Given request
Repeat each line of the material exactly.

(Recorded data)

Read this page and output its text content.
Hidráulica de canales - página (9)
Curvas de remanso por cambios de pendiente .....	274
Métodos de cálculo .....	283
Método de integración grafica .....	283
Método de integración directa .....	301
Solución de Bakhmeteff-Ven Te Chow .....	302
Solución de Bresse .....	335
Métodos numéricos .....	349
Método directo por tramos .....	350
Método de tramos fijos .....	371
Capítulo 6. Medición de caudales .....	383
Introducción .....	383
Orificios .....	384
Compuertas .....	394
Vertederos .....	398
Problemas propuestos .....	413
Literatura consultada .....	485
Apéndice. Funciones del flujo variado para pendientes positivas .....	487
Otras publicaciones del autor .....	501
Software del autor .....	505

The result
Read this page and output its text content.
Hidráulica de canales - página (9)
Curvas de remanso por cambios de pendiente .....	274
Métodos de cálculo .....	283
Método de integración grafica .....	283
Método de integración directa .....	301
Solución de Bakhmeteff-Ven Te Chow .....	302
Solución de Bresse .....	335
Métodos numéricos .....	349
Método directo por tramos .....	350
Método de tramos fijos .....	371
Capítulo 6. Medición de caudales .....	383
Introducción .....	383
Orificios .....	384
Compuertas .....	394
Vertederos .....	398
Problemas propuestos .....	413
Literatura consultada .....	485
Apéndice. Funciones del flujo variado para pendientes positivas .....	487
Otras publicaciones del autor .....	501
Software del autor .....	505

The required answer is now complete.